- Task to carry out
Reproduce every record below exactly as it appears.
── Data listing
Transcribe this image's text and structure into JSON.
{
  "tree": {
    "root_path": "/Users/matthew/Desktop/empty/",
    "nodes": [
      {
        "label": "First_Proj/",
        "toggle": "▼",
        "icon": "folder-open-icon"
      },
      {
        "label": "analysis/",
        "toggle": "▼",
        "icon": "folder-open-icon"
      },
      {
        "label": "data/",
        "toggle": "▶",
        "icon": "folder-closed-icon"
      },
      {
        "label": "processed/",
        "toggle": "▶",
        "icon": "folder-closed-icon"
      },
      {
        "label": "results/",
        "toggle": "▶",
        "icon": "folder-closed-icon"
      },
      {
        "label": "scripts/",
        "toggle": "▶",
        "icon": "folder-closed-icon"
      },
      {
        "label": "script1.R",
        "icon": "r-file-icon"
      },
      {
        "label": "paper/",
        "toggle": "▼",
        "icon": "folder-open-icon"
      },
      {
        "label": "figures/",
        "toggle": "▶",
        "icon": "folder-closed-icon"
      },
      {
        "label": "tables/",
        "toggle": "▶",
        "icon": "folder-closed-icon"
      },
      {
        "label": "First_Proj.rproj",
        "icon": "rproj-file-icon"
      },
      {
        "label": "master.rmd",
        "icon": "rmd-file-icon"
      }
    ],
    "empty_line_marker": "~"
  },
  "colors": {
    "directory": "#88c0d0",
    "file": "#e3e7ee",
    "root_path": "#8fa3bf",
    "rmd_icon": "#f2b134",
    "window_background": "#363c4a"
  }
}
────
- Task result
Transcribe this image's text and structure into JSON.
{
  "tree": {
    "root_path": "/Users/matthew/Desktop/empty/",
    "nodes": [
      {
        "label": "First_Proj/",
        "toggle": "▼",
        "icon": "folder-open-icon"
      },
      {
        "label": "analysis/",
        "toggle": "▼",
        "icon": "folder-open-icon"
      },
      {
        "label": "data/",
        "toggle": "▶",
        "icon": "folder-closed-icon"
      },
      {
        "label": "processed/",
        "toggle": "▶",
        "icon": "folder-closed-icon"
      },
      {
        "label": "results/",
        "toggle": "▶",
        "icon": "folder-closed-icon"
      },
      {
        "label": "scripts/",
        "toggle": "▶",
        "icon": "folder-closed-icon"
      },
      {
        "label": "script1.R",
        "icon": "r-file-icon"
      },
      {
        "label": "paper/",
        "toggle": "▼",
        "icon": "folder-open-icon"
      },
      {
        "label": "figures/",
        "toggle": "▶",
        "icon": "folder-closed-icon"
      },
      {
        "label": "tables/",
        "toggle": "▶",
        "icon": "folder-closed-icon"
      },
      {
        "label": "First_Proj.rproj",
        "icon": "rproj-file-icon"
      },
      {
        "label": "master.rmd",
        "icon": "rmd-file-icon"
      }
    ],
    "empty_line_marker": "~"
  },
  "colors": {
    "directory": "#88c0d0",
    "file": "#e3e7ee",
    "root_path": "#8fa3bf",
    "rmd_icon": "#f2b134",
    "window_background": "#363c4a"
  }
}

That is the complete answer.